Task to complete
Print the lines again without any change, starting at the line that contains "bar-countdown: 07:48 — [809, 435, 832, 445]" and ending after the line that contains "candle-body — [318, 83, 322, 89]".

Layout annotation records:
########

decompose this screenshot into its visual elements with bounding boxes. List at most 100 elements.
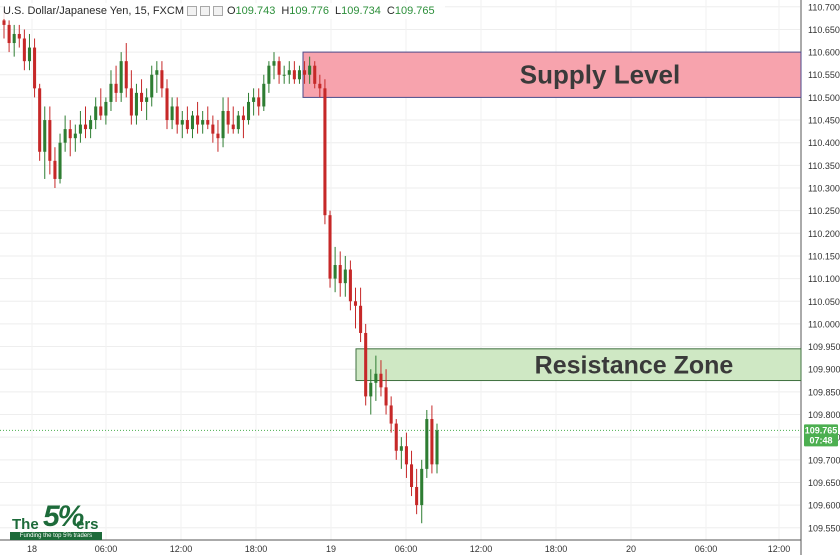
bar-countdown: 07:48 — [809, 435, 832, 445]
close-value: 109.765 — [394, 5, 435, 17]
price-tick-label: 110.050 — [808, 297, 840, 307]
time-tick-label: 18 — [27, 544, 37, 554]
candle-body — [211, 124, 215, 134]
price-tick-label: 110.300 — [808, 184, 840, 194]
price-tick-label: 109.900 — [808, 365, 840, 375]
price-tick-label: 110.100 — [808, 274, 840, 284]
candle-body — [129, 88, 133, 116]
candle-body — [252, 97, 256, 102]
candle-body — [17, 33, 21, 39]
candle-body — [318, 83, 322, 89]
candle-body — [272, 61, 276, 66]
price-tick-label: 110.550 — [808, 70, 840, 80]
candle-body — [338, 265, 342, 284]
candle-body — [369, 382, 373, 397]
price-tick-label: 110.000 — [808, 319, 840, 329]
candle-body — [22, 38, 26, 62]
time-tick-label: 12:00 — [768, 544, 791, 554]
settings-icon[interactable] — [199, 6, 210, 16]
time-tick-label: 06:00 — [695, 544, 718, 554]
candle-body — [140, 92, 144, 102]
candle-body — [221, 110, 225, 139]
candle-body — [430, 419, 434, 465]
resistance-zone[interactable] — [355, 348, 802, 382]
candle-body — [99, 106, 103, 116]
open-label: O — [226, 5, 236, 17]
candle-body — [374, 373, 378, 383]
candle-body — [287, 70, 291, 75]
candle-body — [145, 97, 149, 102]
candle-body — [410, 464, 414, 487]
candle-body — [364, 332, 368, 397]
candle-body — [53, 160, 57, 179]
price-tick-label: 109.950 — [808, 342, 840, 352]
candle-body — [267, 65, 271, 84]
time-tick-label: 18:00 — [545, 544, 568, 554]
low-label: L — [335, 5, 342, 17]
candle-body — [231, 124, 235, 130]
candle-body — [155, 70, 159, 75]
price-tick-label: 110.500 — [808, 93, 840, 103]
candle-body — [246, 101, 251, 121]
logo-five: 5% — [43, 500, 84, 533]
price-tick-label: 110.450 — [808, 116, 840, 126]
price-tick-label: 110.400 — [808, 138, 840, 148]
logo-tail: ers — [76, 516, 99, 533]
time-tick-label: 12:00 — [470, 544, 493, 554]
candle-body — [241, 115, 245, 121]
logo-tagline: Funding the top 5% traders — [10, 532, 102, 540]
candle-body — [343, 269, 347, 284]
price-tick-label: 110.700 — [808, 2, 840, 12]
eye-toggle-icon[interactable] — [186, 6, 197, 16]
candle-body — [353, 301, 358, 306]
candle-body — [415, 486, 419, 506]
candle-body — [277, 61, 281, 75]
time-tick-label: 18:00 — [245, 544, 268, 554]
candle-body — [359, 305, 363, 333]
candle-body — [389, 405, 393, 424]
candle-body — [180, 120, 184, 125]
supply-level-label: Supply Level — [520, 60, 680, 90]
candle-body — [2, 20, 6, 25]
close-label: C — [386, 5, 395, 17]
candle-body — [89, 120, 93, 130]
candle-body — [48, 120, 52, 161]
candle-body — [73, 133, 77, 139]
candle-body — [216, 133, 220, 139]
resistance-zone-label: Resistance Zone — [535, 352, 734, 380]
candle-body — [384, 387, 388, 406]
high-label: H — [281, 5, 290, 17]
price-tick-label: 110.350 — [808, 161, 840, 171]
price-tick-label: 110.600 — [808, 48, 840, 58]
candle-body — [175, 106, 179, 125]
more-options-icon[interactable] — [212, 6, 223, 16]
candle-body — [160, 70, 164, 89]
candle-body — [226, 110, 230, 125]
candle-body — [63, 129, 67, 143]
candle-body — [313, 65, 317, 84]
candle-body — [78, 124, 82, 134]
candle-body — [7, 24, 11, 44]
candle-body — [114, 83, 118, 93]
candle-body — [297, 70, 301, 80]
candle-body — [109, 83, 113, 102]
candle-body — [27, 47, 31, 62]
series-legend: U.S. Dollar/Japanese Yen, 15, FXCM O 109… — [3, 3, 445, 19]
candle-body — [420, 468, 424, 506]
candle-body — [292, 70, 296, 80]
candle-body — [38, 88, 42, 152]
supply-level-zone[interactable] — [302, 51, 802, 98]
price-tick-label: 110.150 — [808, 251, 840, 261]
candle-body — [323, 88, 327, 216]
candle-body — [236, 115, 240, 130]
candle-body — [201, 120, 205, 125]
candle-body — [150, 74, 154, 98]
price-tick-label: 110.250 — [808, 206, 840, 216]
candle-body — [399, 446, 403, 451]
candle-body — [262, 83, 266, 107]
candle-body — [68, 129, 72, 139]
time-tick-label: 20 — [626, 544, 636, 554]
candle-body — [58, 142, 62, 179]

########

Answer to the problem
bar-countdown: 07:48 — [809, 435, 832, 445]
close-value: 109.765 — [394, 5, 435, 17]
price-tick-label: 110.050 — [808, 297, 840, 307]
time-tick-label: 18 — [27, 544, 37, 554]
candle-body — [211, 124, 215, 134]
price-tick-label: 110.300 — [808, 184, 840, 194]
price-tick-label: 109.900 — [808, 365, 840, 375]
price-tick-label: 110.100 — [808, 274, 840, 284]
candle-body — [129, 88, 133, 116]
candle-body — [252, 97, 256, 102]
candle-body — [17, 33, 21, 39]
candle-body — [318, 83, 322, 89]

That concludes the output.